• [DATA TO USE]:

◇ ◇ ◇ ◇

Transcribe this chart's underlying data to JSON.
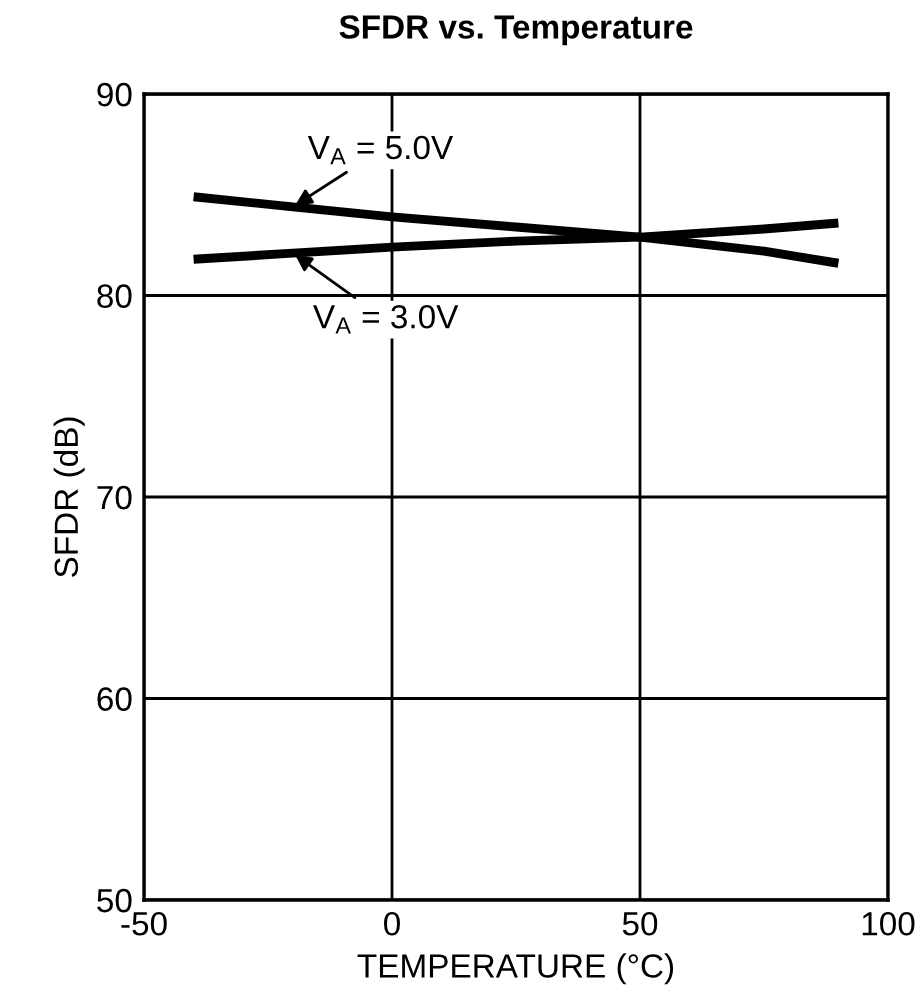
{
  "chart_data": {
    "type": "line",
    "title": "SFDR vs. Temperature",
    "xlabel": "TEMPERATURE (°C)",
    "ylabel": "SFDR (dB)",
    "xlim": [
      -50,
      100
    ],
    "xticks": [
      -50,
      0,
      50,
      100
    ],
    "ylim": [
      50,
      90
    ],
    "yticks": [
      50,
      60,
      70,
      80,
      90
    ],
    "grid": true,
    "series": [
      {
        "name": "V$_{A}$ = 5.0V",
        "color": "#000000",
        "x": [
          -40,
          -20,
          0,
          25,
          50,
          75,
          90
        ],
        "values": [
          84.9,
          84.4,
          83.9,
          83.4,
          82.9,
          82.2,
          81.6
        ]
      },
      {
        "name": "V$_{A}$ = 3.0V",
        "color": "#000000",
        "x": [
          -40,
          -20,
          0,
          25,
          50,
          75,
          90
        ],
        "values": [
          81.8,
          82.1,
          82.4,
          82.7,
          82.9,
          83.3,
          83.6
        ]
      }
    ]
  }
}
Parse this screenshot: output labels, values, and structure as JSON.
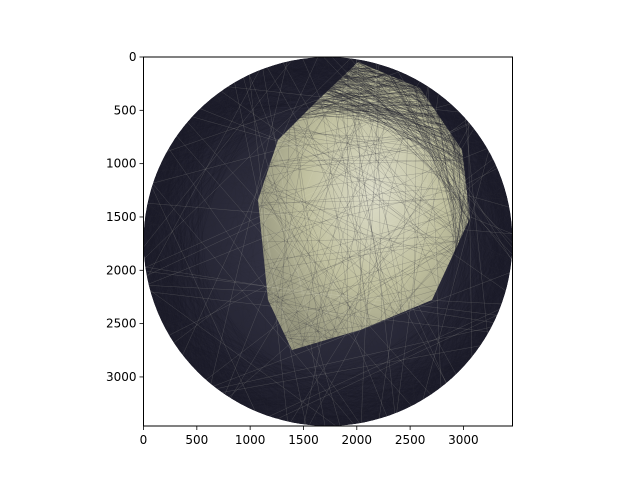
{
  "chart_data": {
    "type": "image",
    "title": "",
    "xlabel": "",
    "ylabel": "",
    "xlim": [
      0,
      3460
    ],
    "ylim": [
      3460,
      0
    ],
    "y_axis_inverted": true,
    "x_ticks": [
      0,
      500,
      1000,
      1500,
      2000,
      2500,
      3000
    ],
    "x_tick_labels": [
      "0",
      "500",
      "1000",
      "1500",
      "2000",
      "2500",
      "3000"
    ],
    "y_ticks": [
      0,
      500,
      1000,
      1500,
      2000,
      2500,
      3000
    ],
    "y_tick_labels": [
      "0",
      "500",
      "1000",
      "1500",
      "2000",
      "2500",
      "3000"
    ],
    "image_content": {
      "shape": "circle",
      "center": [
        1730,
        1730
      ],
      "radius": 1730,
      "description_colors": {
        "dark_threads": "#262638",
        "light_fill": "#c9c9a6",
        "highlight": "#e8e8d4",
        "background": "#ffffff"
      }
    },
    "grid": false,
    "legend": "none"
  }
}
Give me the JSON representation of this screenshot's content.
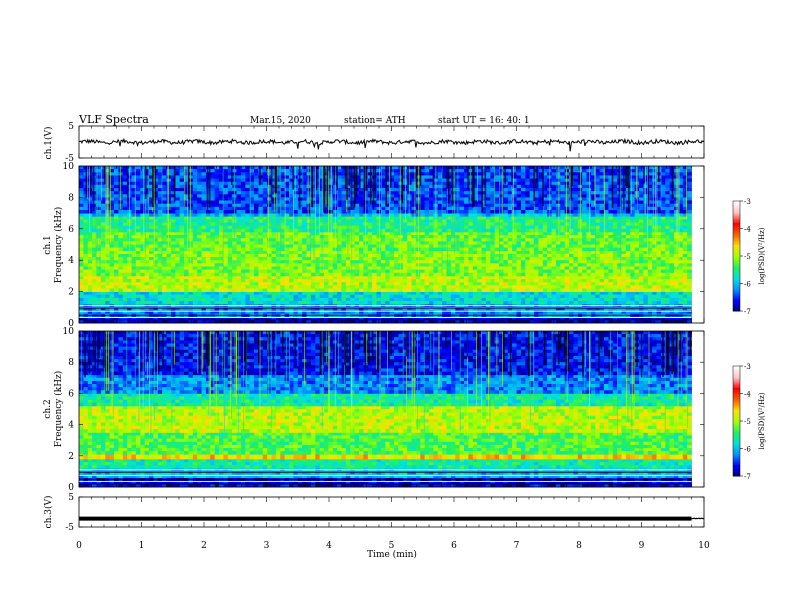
{
  "header": {
    "title": "VLF  Spectra",
    "date": "Mar.15, 2020",
    "station": "station= ATH",
    "start": "start  UT  =    16: 40: 1"
  },
  "colors": {
    "trace": "#000000",
    "colormap": [
      "#00007a",
      "#0000ff",
      "#0090ff",
      "#00e0e0",
      "#20f060",
      "#a0ff00",
      "#ffe000",
      "#ff6000",
      "#ff0000",
      "#ffc0c0",
      "#ffffff"
    ]
  },
  "chart_data": [
    {
      "type": "line",
      "panel": "ch1-waveform",
      "ylabel": "ch.1(V)",
      "ylim": [
        -5,
        5
      ],
      "yticks": [
        "5",
        "-5"
      ],
      "xlim": [
        0,
        10
      ],
      "level_mean": 0,
      "noise_amplitude": 0.6
    },
    {
      "type": "heatmap",
      "panel": "ch1-spectrogram",
      "ylabel_line1": "ch.1",
      "ylabel_line2": "Frequency  (kHz)",
      "ylim": [
        0,
        10
      ],
      "yticks": [
        "0",
        "2",
        "4",
        "6",
        "8",
        "10"
      ],
      "xlim": [
        0,
        10
      ],
      "data_end_min": 9.8,
      "freq_bands_kHz": [
        {
          "from": 0.0,
          "to": 0.4,
          "level": -6.8
        },
        {
          "from": 0.4,
          "to": 1.2,
          "level": -6.2
        },
        {
          "from": 1.2,
          "to": 2.0,
          "level": -5.8
        },
        {
          "from": 2.0,
          "to": 3.0,
          "level": -4.9
        },
        {
          "from": 3.0,
          "to": 4.6,
          "level": -5.1
        },
        {
          "from": 4.6,
          "to": 5.8,
          "level": -5.2
        },
        {
          "from": 5.8,
          "to": 6.8,
          "level": -5.5
        },
        {
          "from": 6.8,
          "to": 7.0,
          "level": -6.0
        },
        {
          "from": 7.0,
          "to": 10.0,
          "level": -6.4
        }
      ],
      "colorbar": {
        "label": "log(PSD)(V²/Hz)",
        "ticks": [
          "-3",
          "-4",
          "-5",
          "-6",
          "-7"
        ],
        "range": [
          -7,
          -3
        ]
      }
    },
    {
      "type": "heatmap",
      "panel": "ch2-spectrogram",
      "ylabel_line1": "ch.2",
      "ylabel_line2": "Frequency  (kHz)",
      "ylim": [
        0,
        10
      ],
      "yticks": [
        "0",
        "2",
        "4",
        "6",
        "8",
        "10"
      ],
      "xlim": [
        0,
        10
      ],
      "data_end_min": 9.8,
      "freq_bands_kHz": [
        {
          "from": 0.0,
          "to": 0.6,
          "level": -6.7
        },
        {
          "from": 0.6,
          "to": 1.2,
          "level": -6.0
        },
        {
          "from": 1.2,
          "to": 1.8,
          "level": -5.6
        },
        {
          "from": 1.8,
          "to": 2.1,
          "level": -4.6
        },
        {
          "from": 2.1,
          "to": 3.5,
          "level": -5.3
        },
        {
          "from": 3.5,
          "to": 5.2,
          "level": -4.9
        },
        {
          "from": 5.2,
          "to": 6.0,
          "level": -5.6
        },
        {
          "from": 6.0,
          "to": 7.2,
          "level": -6.2
        },
        {
          "from": 7.2,
          "to": 10.0,
          "level": -6.6
        }
      ],
      "colorbar": {
        "label": "log(PSD)(V²/Hz)",
        "ticks": [
          "-3",
          "-4",
          "-5",
          "-6",
          "-7"
        ],
        "range": [
          -7,
          -3
        ]
      }
    },
    {
      "type": "line",
      "panel": "ch3-waveform",
      "ylabel": "ch.3(V)",
      "ylim": [
        -5,
        5
      ],
      "yticks": [
        "5",
        "-5"
      ],
      "xlim": [
        0,
        10
      ],
      "level_mean": -2.2,
      "noise_amplitude": 0.15
    }
  ],
  "xaxis": {
    "label": "Time  (min)",
    "ticks": [
      "0",
      "1",
      "2",
      "3",
      "4",
      "5",
      "6",
      "7",
      "8",
      "9",
      "10"
    ]
  }
}
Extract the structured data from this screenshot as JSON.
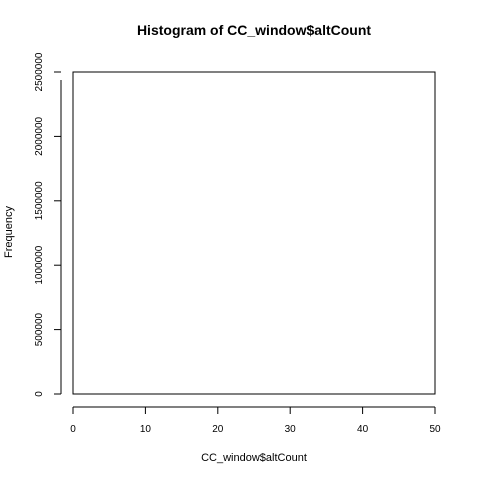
{
  "chart_data": {
    "type": "bar",
    "title": "Histogram of CC_window$altCount",
    "xlabel": "CC_window$altCount",
    "ylabel": "Frequency",
    "xlim": [
      0,
      50
    ],
    "ylim": [
      0,
      2500000
    ],
    "x_ticks": [
      0,
      10,
      20,
      30,
      40,
      50
    ],
    "x_tick_labels": [
      "0",
      "10",
      "20",
      "30",
      "40",
      "50"
    ],
    "y_ticks": [
      0,
      500000,
      1000000,
      1500000,
      2000000,
      2500000
    ],
    "y_tick_labels": [
      "0",
      "500000",
      "1000000",
      "1500000",
      "2000000",
      "2500000"
    ],
    "bins": [],
    "grid": false,
    "legend": "none",
    "colors": {
      "background": "#ffffff",
      "frame": "#000000",
      "text": "#000000"
    }
  }
}
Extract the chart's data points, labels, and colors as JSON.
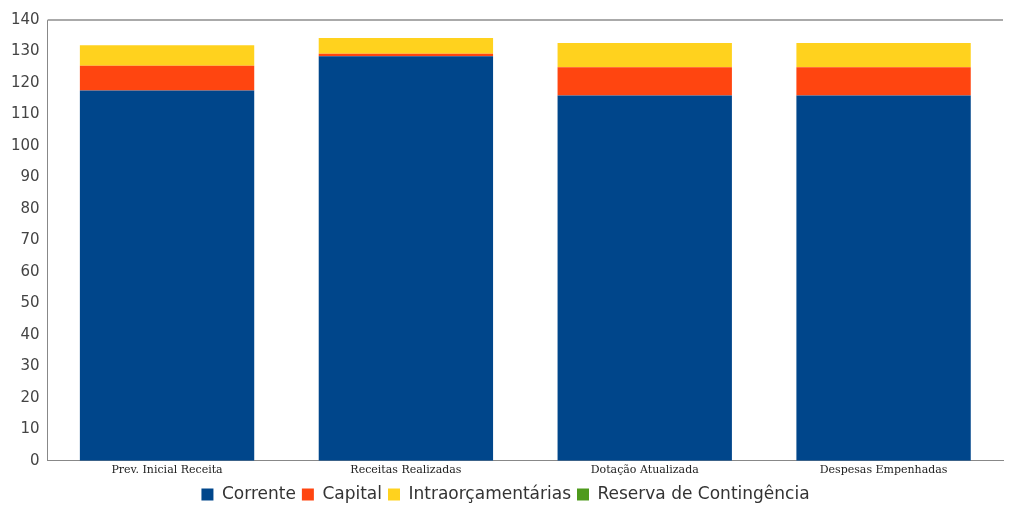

◇ ◇ ◇ ◇

Take every line from the data that contains the word "type".

    "type": "line",
    "type": "image",
      "type": "line",
      "type": "heatmap",
      "type": "heatmap",
      "type": "line",
    "type": "bar",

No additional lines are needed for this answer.